↓

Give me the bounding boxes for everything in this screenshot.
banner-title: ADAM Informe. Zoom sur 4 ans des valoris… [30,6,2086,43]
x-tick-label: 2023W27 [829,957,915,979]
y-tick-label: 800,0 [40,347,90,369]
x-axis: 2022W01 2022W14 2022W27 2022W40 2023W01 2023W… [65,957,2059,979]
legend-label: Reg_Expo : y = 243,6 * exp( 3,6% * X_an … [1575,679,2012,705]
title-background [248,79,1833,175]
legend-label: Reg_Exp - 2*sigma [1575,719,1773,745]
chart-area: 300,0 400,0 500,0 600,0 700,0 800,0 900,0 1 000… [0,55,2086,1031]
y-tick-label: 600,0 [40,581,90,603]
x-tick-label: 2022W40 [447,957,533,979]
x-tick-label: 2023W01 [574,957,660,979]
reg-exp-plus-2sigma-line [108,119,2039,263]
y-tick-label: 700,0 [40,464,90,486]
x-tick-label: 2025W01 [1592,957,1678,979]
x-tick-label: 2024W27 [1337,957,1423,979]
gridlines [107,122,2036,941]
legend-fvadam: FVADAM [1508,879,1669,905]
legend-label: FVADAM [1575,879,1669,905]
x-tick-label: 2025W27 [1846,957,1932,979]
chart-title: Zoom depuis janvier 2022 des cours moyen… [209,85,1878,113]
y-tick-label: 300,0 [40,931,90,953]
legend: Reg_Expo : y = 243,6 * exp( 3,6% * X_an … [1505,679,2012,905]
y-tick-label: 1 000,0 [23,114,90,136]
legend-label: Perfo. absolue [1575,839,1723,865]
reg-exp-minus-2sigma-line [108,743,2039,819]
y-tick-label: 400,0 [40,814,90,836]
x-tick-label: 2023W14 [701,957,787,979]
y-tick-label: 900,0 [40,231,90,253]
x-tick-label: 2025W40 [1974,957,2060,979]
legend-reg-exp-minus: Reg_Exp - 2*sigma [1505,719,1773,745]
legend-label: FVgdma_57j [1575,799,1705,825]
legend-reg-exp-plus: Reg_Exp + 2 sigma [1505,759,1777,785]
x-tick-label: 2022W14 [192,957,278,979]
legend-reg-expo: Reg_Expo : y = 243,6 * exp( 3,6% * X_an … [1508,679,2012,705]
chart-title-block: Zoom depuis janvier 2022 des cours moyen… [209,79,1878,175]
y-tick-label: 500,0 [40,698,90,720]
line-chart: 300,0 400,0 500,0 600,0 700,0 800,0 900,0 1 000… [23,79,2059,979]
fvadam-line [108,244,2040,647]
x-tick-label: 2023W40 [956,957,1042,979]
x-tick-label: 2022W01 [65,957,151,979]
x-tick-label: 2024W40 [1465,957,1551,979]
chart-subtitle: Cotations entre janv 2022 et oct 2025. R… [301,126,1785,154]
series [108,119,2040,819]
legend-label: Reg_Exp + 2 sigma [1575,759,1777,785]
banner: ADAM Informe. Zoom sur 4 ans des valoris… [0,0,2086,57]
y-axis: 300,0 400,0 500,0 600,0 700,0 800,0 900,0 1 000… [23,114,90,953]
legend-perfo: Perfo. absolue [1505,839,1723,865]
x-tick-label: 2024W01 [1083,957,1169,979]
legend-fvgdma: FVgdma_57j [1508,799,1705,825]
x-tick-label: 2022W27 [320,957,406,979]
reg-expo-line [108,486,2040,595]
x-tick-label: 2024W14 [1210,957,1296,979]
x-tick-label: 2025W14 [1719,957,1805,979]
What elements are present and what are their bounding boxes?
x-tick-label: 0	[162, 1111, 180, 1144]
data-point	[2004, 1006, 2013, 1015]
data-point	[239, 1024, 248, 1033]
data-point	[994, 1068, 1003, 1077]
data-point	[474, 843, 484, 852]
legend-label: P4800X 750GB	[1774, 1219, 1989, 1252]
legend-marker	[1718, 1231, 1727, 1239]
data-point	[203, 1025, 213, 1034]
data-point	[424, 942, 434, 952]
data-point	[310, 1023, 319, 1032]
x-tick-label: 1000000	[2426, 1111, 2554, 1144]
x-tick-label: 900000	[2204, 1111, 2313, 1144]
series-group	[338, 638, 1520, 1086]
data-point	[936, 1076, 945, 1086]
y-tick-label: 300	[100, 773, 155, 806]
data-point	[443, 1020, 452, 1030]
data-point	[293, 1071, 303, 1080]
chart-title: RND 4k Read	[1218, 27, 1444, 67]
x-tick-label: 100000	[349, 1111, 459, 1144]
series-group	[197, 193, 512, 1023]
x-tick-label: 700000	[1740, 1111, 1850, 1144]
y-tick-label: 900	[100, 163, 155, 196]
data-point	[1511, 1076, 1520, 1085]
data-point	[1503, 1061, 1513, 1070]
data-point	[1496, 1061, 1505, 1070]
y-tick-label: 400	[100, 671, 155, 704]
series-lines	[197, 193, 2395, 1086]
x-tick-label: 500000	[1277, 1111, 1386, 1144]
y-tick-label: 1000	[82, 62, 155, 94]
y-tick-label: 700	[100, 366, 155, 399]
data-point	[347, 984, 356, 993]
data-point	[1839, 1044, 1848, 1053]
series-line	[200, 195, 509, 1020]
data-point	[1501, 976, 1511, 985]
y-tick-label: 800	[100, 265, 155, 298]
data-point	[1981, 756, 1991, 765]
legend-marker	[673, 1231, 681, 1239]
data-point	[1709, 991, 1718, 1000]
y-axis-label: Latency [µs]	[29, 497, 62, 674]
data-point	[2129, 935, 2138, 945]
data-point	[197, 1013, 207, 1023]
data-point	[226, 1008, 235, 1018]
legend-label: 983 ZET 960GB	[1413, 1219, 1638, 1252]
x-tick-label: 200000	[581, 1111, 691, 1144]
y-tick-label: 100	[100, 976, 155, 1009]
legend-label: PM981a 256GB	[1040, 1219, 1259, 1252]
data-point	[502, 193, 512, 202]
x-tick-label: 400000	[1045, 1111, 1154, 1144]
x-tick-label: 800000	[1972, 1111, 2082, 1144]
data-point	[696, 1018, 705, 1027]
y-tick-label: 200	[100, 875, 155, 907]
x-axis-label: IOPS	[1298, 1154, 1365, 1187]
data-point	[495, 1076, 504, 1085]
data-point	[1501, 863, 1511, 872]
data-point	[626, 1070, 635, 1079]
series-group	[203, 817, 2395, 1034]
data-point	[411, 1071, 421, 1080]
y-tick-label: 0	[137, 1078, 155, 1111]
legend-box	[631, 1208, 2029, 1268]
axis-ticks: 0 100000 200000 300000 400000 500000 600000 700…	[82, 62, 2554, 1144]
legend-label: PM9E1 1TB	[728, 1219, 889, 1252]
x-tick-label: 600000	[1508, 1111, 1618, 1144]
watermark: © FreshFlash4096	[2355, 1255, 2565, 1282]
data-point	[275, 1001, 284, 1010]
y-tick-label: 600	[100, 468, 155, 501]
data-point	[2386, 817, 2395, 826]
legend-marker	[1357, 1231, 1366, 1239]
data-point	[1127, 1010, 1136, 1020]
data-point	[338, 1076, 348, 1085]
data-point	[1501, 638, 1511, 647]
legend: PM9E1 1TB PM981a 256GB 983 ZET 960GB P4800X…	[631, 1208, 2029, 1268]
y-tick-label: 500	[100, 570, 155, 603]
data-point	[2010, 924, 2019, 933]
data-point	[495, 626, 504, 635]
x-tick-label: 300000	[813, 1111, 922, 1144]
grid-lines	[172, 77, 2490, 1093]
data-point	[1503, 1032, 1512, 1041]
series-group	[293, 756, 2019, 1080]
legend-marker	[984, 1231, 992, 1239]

↑

# Work instructions
Reproduce every line above without any change.

# Worked answer
Give me the bounding boxes for everything in this screenshot.
banner-title: ADAM Informe. Zoom sur 4 ans des valoris… [30,6,2086,43]
x-tick-label: 2023W27 [829,957,915,979]
y-tick-label: 800,0 [40,347,90,369]
x-axis: 2022W01 2022W14 2022W27 2022W40 2023W01 2023W… [65,957,2059,979]
legend-label: Reg_Expo : y = 243,6 * exp( 3,6% * X_an … [1575,679,2012,705]
title-background [248,79,1833,175]
legend-label: Reg_Exp - 2*sigma [1575,719,1773,745]
chart-area: 300,0 400,0 500,0 600,0 700,0 800,0 900,0 1 000… [0,55,2086,1031]
y-tick-label: 600,0 [40,581,90,603]
x-tick-label: 2022W40 [447,957,533,979]
x-tick-label: 2023W01 [574,957,660,979]
reg-exp-plus-2sigma-line [108,119,2039,263]
y-tick-label: 700,0 [40,464,90,486]
x-tick-label: 2025W01 [1592,957,1678,979]
x-tick-label: 2024W27 [1337,957,1423,979]
gridlines [107,122,2036,941]
legend-fvadam: FVADAM [1508,879,1669,905]
legend-label: FVADAM [1575,879,1669,905]
x-tick-label: 2025W27 [1846,957,1932,979]
chart-title: Zoom depuis janvier 2022 des cours moyen… [209,85,1878,113]
y-tick-label: 300,0 [40,931,90,953]
legend: Reg_Expo : y = 243,6 * exp( 3,6% * X_an … [1505,679,2012,905]
y-tick-label: 1 000,0 [23,114,90,136]
legend-label: Perfo. absolue [1575,839,1723,865]
reg-exp-minus-2sigma-line [108,743,2039,819]
y-tick-label: 400,0 [40,814,90,836]
x-tick-label: 2023W14 [701,957,787,979]
y-tick-label: 900,0 [40,231,90,253]
x-tick-label: 2025W40 [1974,957,2060,979]
legend-reg-exp-minus: Reg_Exp - 2*sigma [1505,719,1773,745]
legend-label: FVgdma_57j [1575,799,1705,825]
legend-reg-exp-plus: Reg_Exp + 2 sigma [1505,759,1777,785]
x-tick-label: 2022W14 [192,957,278,979]
legend-reg-expo: Reg_Expo : y = 243,6 * exp( 3,6% * X_an … [1508,679,2012,705]
chart-title-block: Zoom depuis janvier 2022 des cours moyen… [209,79,1878,175]
y-tick-label: 500,0 [40,698,90,720]
line-chart: 300,0 400,0 500,0 600,0 700,0 800,0 900,0 1 000… [23,79,2059,979]
fvadam-line [108,244,2040,647]
x-tick-label: 2023W40 [956,957,1042,979]
x-tick-label: 2022W01 [65,957,151,979]
x-tick-label: 2024W40 [1465,957,1551,979]
chart-subtitle: Cotations entre janv 2022 et oct 2025. R… [301,126,1785,154]
series [108,119,2040,819]
legend-label: Reg_Exp + 2 sigma [1575,759,1777,785]
banner: ADAM Informe. Zoom sur 4 ans des valoris… [0,0,2086,57]
y-axis: 300,0 400,0 500,0 600,0 700,0 800,0 900,0 1 000… [23,114,90,953]
legend-perfo: Perfo. absolue [1505,839,1723,865]
x-tick-label: 2024W01 [1083,957,1169,979]
legend-fvgdma: FVgdma_57j [1508,799,1705,825]
x-tick-label: 2022W27 [320,957,406,979]
reg-expo-line [108,486,2040,595]
x-tick-label: 2024W14 [1210,957,1296,979]
x-tick-label: 2025W14 [1719,957,1805,979]
What elements are present and what are their bounding boxes?
x-tick-label: 0	[162, 1111, 180, 1144]
data-point	[2004, 1006, 2013, 1015]
data-point	[239, 1024, 248, 1033]
data-point	[994, 1068, 1003, 1077]
data-point	[474, 843, 484, 852]
legend-label: P4800X 750GB	[1774, 1219, 1989, 1252]
legend-marker	[1718, 1231, 1727, 1239]
data-point	[203, 1025, 213, 1034]
data-point	[424, 942, 434, 952]
data-point	[310, 1023, 319, 1032]
x-tick-label: 1000000	[2426, 1111, 2554, 1144]
x-tick-label: 900000	[2204, 1111, 2313, 1144]
series-group	[338, 638, 1520, 1086]
data-point	[936, 1076, 945, 1086]
y-tick-label: 300	[100, 773, 155, 806]
data-point	[443, 1020, 452, 1030]
data-point	[293, 1071, 303, 1080]
chart-title: RND 4k Read	[1218, 27, 1444, 67]
x-tick-label: 100000	[349, 1111, 459, 1144]
series-group	[197, 193, 512, 1023]
x-tick-label: 700000	[1740, 1111, 1850, 1144]
y-tick-label: 900	[100, 163, 155, 196]
data-point	[1511, 1076, 1520, 1085]
data-point	[1503, 1061, 1513, 1070]
data-point	[1496, 1061, 1505, 1070]
y-tick-label: 400	[100, 671, 155, 704]
series-lines	[197, 193, 2395, 1086]
x-tick-label: 500000	[1277, 1111, 1386, 1144]
y-tick-label: 1000	[82, 62, 155, 94]
y-tick-label: 700	[100, 366, 155, 399]
data-point	[347, 984, 356, 993]
data-point	[1839, 1044, 1848, 1053]
series-line	[200, 195, 509, 1020]
data-point	[1501, 976, 1511, 985]
y-tick-label: 800	[100, 265, 155, 298]
data-point	[1981, 756, 1991, 765]
legend-marker	[673, 1231, 681, 1239]
data-point	[1709, 991, 1718, 1000]
y-axis-label: Latency [µs]	[29, 497, 62, 674]
data-point	[2129, 935, 2138, 945]
data-point	[197, 1013, 207, 1023]
data-point	[226, 1008, 235, 1018]
legend-label: 983 ZET 960GB	[1413, 1219, 1638, 1252]
x-tick-label: 200000	[581, 1111, 691, 1144]
y-tick-label: 100	[100, 976, 155, 1009]
legend-label: PM981a 256GB	[1040, 1219, 1259, 1252]
data-point	[502, 193, 512, 202]
x-tick-label: 400000	[1045, 1111, 1154, 1144]
x-tick-label: 800000	[1972, 1111, 2082, 1144]
data-point	[696, 1018, 705, 1027]
y-tick-label: 200	[100, 875, 155, 907]
x-axis-label: IOPS	[1298, 1154, 1365, 1187]
data-point	[495, 1076, 504, 1085]
data-point	[1501, 863, 1511, 872]
data-point	[626, 1070, 635, 1079]
series-group	[203, 817, 2395, 1034]
data-point	[411, 1071, 421, 1080]
y-tick-label: 0	[137, 1078, 155, 1111]
legend-box	[631, 1208, 2029, 1268]
axis-ticks: 0 100000 200000 300000 400000 500000 600000 700…	[82, 62, 2554, 1144]
legend-label: PM9E1 1TB	[728, 1219, 889, 1252]
x-tick-label: 600000	[1508, 1111, 1618, 1144]
watermark: © FreshFlash4096	[2355, 1255, 2565, 1282]
data-point	[275, 1001, 284, 1010]
y-tick-label: 600	[100, 468, 155, 501]
data-point	[2386, 817, 2395, 826]
legend-marker	[1357, 1231, 1366, 1239]
data-point	[1127, 1010, 1136, 1020]
data-point	[338, 1076, 348, 1085]
data-point	[1501, 638, 1511, 647]
legend: PM9E1 1TB PM981a 256GB 983 ZET 960GB P4800X…	[631, 1208, 2029, 1268]
y-tick-label: 500	[100, 570, 155, 603]
data-point	[2010, 924, 2019, 933]
data-point	[495, 626, 504, 635]
x-tick-label: 300000	[813, 1111, 922, 1144]
grid-lines	[172, 77, 2490, 1093]
data-point	[1503, 1032, 1512, 1041]
series-group	[293, 756, 2019, 1080]
legend-marker	[984, 1231, 992, 1239]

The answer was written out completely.